Gather every line in the data below that contains the string "gutter".

_INPUT:_
===============
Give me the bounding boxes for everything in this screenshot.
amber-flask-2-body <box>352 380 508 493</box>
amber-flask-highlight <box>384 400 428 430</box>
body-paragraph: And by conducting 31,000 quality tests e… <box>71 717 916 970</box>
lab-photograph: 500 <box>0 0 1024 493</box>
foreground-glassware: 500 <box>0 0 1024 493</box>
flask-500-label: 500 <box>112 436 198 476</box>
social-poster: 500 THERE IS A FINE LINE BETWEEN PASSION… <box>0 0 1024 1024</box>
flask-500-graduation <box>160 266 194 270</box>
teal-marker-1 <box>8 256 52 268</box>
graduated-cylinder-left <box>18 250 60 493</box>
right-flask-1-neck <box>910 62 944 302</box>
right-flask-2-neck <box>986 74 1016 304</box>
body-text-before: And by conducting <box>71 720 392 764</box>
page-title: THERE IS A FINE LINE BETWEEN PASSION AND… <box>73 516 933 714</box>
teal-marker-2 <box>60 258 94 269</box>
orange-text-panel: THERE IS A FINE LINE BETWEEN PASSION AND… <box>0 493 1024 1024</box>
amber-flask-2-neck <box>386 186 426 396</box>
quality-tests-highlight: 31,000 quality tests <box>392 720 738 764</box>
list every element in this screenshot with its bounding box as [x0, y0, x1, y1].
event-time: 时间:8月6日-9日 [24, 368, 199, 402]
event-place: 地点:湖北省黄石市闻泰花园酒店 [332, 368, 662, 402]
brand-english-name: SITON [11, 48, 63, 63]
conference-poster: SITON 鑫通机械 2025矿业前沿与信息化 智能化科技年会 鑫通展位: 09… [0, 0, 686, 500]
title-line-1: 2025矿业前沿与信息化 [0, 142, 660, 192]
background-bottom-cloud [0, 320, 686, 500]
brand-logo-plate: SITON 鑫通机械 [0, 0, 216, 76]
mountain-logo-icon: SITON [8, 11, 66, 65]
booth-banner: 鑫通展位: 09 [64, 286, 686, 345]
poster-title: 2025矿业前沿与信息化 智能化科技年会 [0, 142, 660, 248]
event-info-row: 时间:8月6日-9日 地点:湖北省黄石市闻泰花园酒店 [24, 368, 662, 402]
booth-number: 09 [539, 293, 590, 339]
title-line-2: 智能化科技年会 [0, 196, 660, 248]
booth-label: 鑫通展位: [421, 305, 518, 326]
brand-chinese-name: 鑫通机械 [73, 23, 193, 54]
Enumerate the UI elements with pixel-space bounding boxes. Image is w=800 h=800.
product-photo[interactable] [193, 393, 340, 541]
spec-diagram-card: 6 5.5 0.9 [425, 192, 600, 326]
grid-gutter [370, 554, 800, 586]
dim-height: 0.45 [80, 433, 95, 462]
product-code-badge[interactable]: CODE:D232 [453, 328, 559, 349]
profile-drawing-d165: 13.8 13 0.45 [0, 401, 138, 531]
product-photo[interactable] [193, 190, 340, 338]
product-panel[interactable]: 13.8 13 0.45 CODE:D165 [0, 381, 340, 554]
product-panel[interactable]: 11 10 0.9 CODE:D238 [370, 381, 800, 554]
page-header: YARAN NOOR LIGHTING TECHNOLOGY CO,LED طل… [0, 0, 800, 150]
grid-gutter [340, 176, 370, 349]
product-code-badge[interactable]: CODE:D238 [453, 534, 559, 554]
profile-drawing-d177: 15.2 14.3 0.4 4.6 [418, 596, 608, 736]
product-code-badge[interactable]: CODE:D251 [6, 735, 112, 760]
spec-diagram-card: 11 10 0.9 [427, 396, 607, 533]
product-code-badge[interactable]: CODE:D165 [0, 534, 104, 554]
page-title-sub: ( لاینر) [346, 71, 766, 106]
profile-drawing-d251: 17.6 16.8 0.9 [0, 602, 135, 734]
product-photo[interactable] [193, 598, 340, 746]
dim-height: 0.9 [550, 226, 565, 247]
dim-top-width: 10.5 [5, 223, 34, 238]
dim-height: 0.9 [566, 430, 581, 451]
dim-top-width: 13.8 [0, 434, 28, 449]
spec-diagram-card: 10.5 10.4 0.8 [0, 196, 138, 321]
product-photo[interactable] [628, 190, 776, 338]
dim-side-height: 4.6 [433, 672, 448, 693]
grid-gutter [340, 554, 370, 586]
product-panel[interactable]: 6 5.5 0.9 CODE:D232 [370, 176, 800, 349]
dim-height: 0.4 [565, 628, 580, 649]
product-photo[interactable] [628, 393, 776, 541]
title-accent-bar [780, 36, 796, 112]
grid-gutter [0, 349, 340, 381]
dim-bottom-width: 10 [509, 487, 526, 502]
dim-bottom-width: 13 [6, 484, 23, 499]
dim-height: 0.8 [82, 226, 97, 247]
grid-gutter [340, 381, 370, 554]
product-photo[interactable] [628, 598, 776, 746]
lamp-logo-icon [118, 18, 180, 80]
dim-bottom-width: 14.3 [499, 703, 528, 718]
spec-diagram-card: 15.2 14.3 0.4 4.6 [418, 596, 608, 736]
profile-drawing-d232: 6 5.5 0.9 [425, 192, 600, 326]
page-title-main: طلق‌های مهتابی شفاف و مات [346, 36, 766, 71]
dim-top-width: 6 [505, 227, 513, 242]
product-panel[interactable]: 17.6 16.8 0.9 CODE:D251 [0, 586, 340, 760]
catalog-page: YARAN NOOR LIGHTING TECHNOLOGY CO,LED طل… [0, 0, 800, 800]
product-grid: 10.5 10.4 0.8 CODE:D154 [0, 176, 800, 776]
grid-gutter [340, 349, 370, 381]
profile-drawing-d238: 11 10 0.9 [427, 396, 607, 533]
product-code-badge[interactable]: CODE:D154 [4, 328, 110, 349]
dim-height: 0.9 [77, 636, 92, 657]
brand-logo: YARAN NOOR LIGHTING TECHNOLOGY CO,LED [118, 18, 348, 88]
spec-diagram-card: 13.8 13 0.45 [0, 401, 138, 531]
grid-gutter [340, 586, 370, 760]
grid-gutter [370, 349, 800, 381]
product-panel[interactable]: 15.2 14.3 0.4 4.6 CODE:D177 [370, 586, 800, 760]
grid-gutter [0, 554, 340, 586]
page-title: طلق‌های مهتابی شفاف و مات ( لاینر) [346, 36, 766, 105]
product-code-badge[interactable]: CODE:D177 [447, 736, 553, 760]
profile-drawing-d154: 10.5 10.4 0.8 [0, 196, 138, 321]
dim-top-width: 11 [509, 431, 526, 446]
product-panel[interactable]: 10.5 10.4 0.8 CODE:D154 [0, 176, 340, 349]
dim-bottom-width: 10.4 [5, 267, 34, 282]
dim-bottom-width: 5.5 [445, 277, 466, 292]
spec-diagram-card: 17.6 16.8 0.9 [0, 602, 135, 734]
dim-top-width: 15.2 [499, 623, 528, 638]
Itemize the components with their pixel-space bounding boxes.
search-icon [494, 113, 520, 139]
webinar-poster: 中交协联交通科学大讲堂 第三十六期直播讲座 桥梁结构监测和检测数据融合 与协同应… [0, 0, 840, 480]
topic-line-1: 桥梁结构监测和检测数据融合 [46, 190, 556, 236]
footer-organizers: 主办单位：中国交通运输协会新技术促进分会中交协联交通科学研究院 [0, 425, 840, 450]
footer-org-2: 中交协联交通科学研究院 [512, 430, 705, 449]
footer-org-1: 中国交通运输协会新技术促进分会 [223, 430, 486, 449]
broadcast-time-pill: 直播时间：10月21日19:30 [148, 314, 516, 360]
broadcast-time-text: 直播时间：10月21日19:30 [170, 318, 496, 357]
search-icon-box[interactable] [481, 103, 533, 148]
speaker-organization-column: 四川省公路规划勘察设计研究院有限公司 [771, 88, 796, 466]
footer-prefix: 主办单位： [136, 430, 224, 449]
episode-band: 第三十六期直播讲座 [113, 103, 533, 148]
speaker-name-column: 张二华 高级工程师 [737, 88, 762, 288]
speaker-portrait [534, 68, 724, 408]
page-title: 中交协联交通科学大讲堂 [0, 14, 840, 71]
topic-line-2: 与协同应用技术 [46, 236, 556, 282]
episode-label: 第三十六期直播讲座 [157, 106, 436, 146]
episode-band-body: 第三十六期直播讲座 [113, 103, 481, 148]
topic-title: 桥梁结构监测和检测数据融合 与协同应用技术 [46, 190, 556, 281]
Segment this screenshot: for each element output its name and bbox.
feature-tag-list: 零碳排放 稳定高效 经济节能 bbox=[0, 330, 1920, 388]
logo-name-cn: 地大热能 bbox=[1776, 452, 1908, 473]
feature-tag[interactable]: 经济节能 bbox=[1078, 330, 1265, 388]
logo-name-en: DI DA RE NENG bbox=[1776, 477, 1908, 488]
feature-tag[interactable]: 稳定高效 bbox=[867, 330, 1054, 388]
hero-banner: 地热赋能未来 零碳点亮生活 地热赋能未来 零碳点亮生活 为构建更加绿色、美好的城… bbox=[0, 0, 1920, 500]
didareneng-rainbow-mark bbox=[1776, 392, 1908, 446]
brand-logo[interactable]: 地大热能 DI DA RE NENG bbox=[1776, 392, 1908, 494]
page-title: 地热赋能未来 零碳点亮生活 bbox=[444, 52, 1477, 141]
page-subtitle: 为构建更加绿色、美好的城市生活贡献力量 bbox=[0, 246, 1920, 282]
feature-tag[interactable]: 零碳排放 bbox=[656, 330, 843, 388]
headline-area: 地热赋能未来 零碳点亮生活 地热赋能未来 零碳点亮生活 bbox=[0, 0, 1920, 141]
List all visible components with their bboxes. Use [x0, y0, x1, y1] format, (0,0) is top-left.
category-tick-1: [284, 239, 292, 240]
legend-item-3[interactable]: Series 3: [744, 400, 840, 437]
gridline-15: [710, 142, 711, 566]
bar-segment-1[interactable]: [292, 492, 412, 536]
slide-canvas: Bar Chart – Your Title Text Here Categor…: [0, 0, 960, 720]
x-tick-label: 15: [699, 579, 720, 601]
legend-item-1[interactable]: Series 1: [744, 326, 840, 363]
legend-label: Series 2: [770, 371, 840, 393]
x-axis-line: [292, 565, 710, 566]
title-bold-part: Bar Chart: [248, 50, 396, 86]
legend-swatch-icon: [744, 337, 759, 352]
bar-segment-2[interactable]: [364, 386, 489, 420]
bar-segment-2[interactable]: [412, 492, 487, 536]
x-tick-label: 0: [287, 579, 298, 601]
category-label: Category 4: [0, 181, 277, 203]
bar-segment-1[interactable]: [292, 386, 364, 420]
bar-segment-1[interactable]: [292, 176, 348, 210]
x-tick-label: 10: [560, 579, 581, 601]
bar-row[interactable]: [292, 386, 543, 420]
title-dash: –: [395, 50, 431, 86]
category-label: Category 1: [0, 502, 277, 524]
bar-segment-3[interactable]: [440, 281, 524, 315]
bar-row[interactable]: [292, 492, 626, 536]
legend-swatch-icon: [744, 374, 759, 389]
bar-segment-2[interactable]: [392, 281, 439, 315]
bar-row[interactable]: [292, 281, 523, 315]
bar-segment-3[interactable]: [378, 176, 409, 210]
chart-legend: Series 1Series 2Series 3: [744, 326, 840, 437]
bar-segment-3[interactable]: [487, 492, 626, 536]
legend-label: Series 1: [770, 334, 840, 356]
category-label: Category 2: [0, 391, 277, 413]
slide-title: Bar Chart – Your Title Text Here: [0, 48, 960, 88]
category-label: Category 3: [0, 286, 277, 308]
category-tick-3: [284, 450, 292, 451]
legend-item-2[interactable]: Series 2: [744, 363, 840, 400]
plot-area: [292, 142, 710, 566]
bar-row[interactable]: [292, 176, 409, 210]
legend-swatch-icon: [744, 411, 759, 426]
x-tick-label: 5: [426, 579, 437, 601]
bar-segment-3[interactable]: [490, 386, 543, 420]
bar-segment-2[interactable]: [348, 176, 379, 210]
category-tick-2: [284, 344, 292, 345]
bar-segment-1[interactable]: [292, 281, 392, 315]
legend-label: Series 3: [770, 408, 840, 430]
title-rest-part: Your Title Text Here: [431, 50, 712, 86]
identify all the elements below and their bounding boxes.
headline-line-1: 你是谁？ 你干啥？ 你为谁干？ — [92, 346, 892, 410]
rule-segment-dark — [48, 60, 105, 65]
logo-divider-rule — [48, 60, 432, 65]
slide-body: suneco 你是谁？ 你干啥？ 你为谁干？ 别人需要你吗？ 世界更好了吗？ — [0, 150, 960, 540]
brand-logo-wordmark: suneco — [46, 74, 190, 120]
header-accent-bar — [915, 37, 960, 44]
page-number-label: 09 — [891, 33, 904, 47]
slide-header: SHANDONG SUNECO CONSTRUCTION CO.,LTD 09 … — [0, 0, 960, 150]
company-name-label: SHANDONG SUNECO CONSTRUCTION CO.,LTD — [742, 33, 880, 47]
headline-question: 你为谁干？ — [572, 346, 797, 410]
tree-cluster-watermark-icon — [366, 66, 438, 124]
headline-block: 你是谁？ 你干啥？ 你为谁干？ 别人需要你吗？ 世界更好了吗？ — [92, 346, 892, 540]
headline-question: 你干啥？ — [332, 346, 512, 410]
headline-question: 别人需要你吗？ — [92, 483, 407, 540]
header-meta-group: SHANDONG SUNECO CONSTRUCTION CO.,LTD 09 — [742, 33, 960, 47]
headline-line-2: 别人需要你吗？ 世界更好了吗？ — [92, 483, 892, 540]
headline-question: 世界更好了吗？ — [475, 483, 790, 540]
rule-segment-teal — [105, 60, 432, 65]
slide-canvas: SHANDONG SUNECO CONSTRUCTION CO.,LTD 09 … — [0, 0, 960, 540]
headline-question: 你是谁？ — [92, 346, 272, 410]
===============
_EXERCISE RESPONSE:_
grid-gutter [370, 554, 800, 586]
grid-gutter [340, 176, 370, 349]
grid-gutter [340, 554, 370, 586]
grid-gutter [0, 349, 340, 381]
grid-gutter [340, 381, 370, 554]
grid-gutter [340, 349, 370, 381]
grid-gutter [340, 586, 370, 760]
grid-gutter [370, 349, 800, 381]
grid-gutter [0, 554, 340, 586]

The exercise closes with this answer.